▶ **REQUIRED WORK**
Gather all lines with "streamlabs" from the records.

▶ **SUPPLIED RECORDS**
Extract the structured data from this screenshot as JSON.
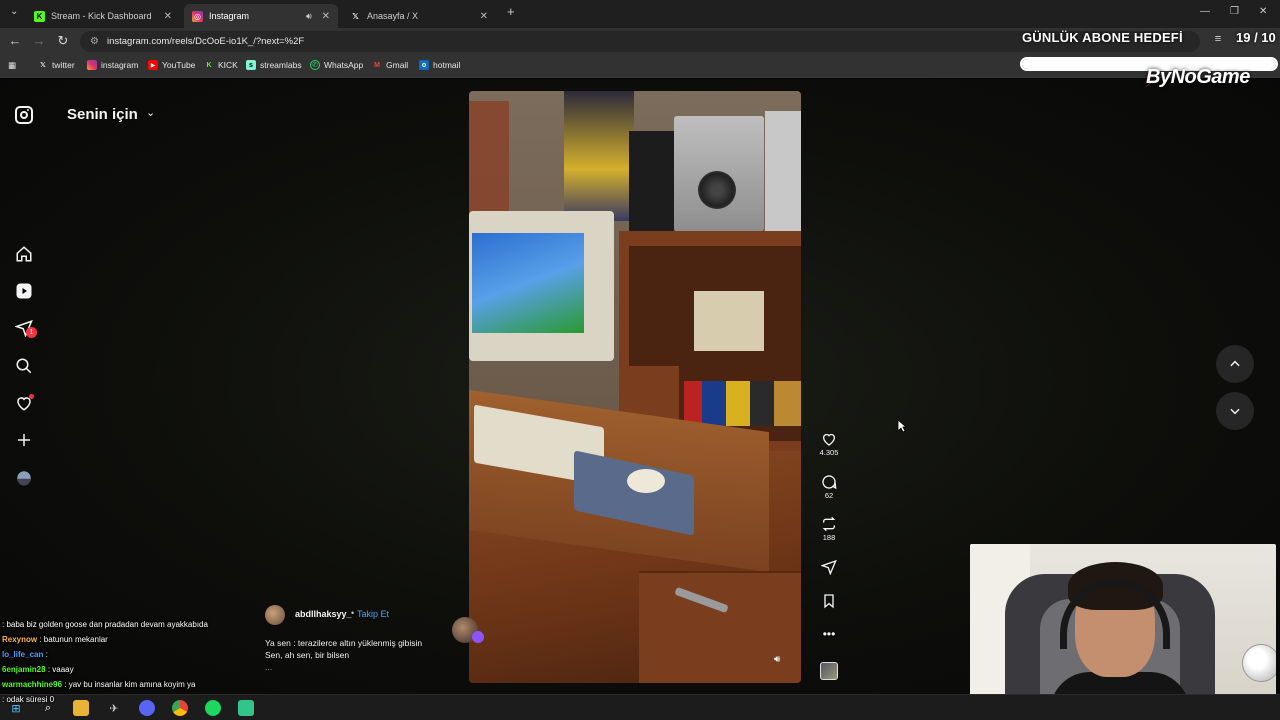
{
  "browser": {
    "tabs": [
      {
        "title": "Stream - Kick Dashboard",
        "icon": "kick-icon",
        "color": "#53fc18"
      },
      {
        "title": "Instagram",
        "icon": "instagram-icon",
        "color": "#e1306c",
        "active": true
      },
      {
        "title": "Anasayfa / X",
        "icon": "x-icon",
        "color": "#ffffff"
      }
    ],
    "url": "instagram.com/reels/DcOoE-io1K_/?next=%2F",
    "bookmarks": [
      {
        "label": "twitter",
        "icon": "x-icon"
      },
      {
        "label": "instagram",
        "icon": "instagram-icon"
      },
      {
        "label": "YouTube",
        "icon": "youtube-icon"
      },
      {
        "label": "KICK",
        "icon": "kick-icon"
      },
      {
        "label": "streamlabs",
        "icon": "streamlabs-icon"
      },
      {
        "label": "WhatsApp",
        "icon": "whatsapp-icon"
      },
      {
        "label": "Gmail",
        "icon": "gmail-icon"
      },
      {
        "label": "hotmail",
        "icon": "outlook-icon"
      }
    ]
  },
  "overlay": {
    "goal_title": "GÜNLÜK ABONE HEDEFİ",
    "goal_count": "19 / 10",
    "goal_progress": 1.0,
    "brand": "ByNoGame"
  },
  "instagram": {
    "feed_title": "Senin için",
    "notifications_badge": "1",
    "reel": {
      "likes": "4.305",
      "comments": "62",
      "reposts": "188",
      "username": "abdllhaksyy_",
      "follow_label": "Takip Et",
      "caption_line1": "Ya sen : terazilerce altın yüklenmiş gibisin",
      "caption_line2": "Sen, ah sen, bir bilsen",
      "caption_more": "..."
    }
  },
  "chat": [
    {
      "user": "",
      "message": ": baba biz golden goose dan pradadan devam ayakkabıda",
      "color": "#ff9a3c"
    },
    {
      "user": "Rexynow",
      "message": ": batunun mekanlar",
      "color": "#ffb347"
    },
    {
      "user": "lo_life_can",
      "message": ":",
      "color": "#4aa3ff"
    },
    {
      "user": "6enjamin28",
      "message": ": vaaay",
      "color": "#53fc18"
    },
    {
      "user": "warmachhine96",
      "message": ": yav bu insanlar kim amına koyim ya",
      "color": "#53fc18"
    },
    {
      "user": "",
      "message": ": odak süresi 0",
      "color": "#4aa3ff"
    }
  ]
}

▶ **WRITTEN RESPONSE**
        "label": "streamlabs",
        "icon": "streamlabs-icon"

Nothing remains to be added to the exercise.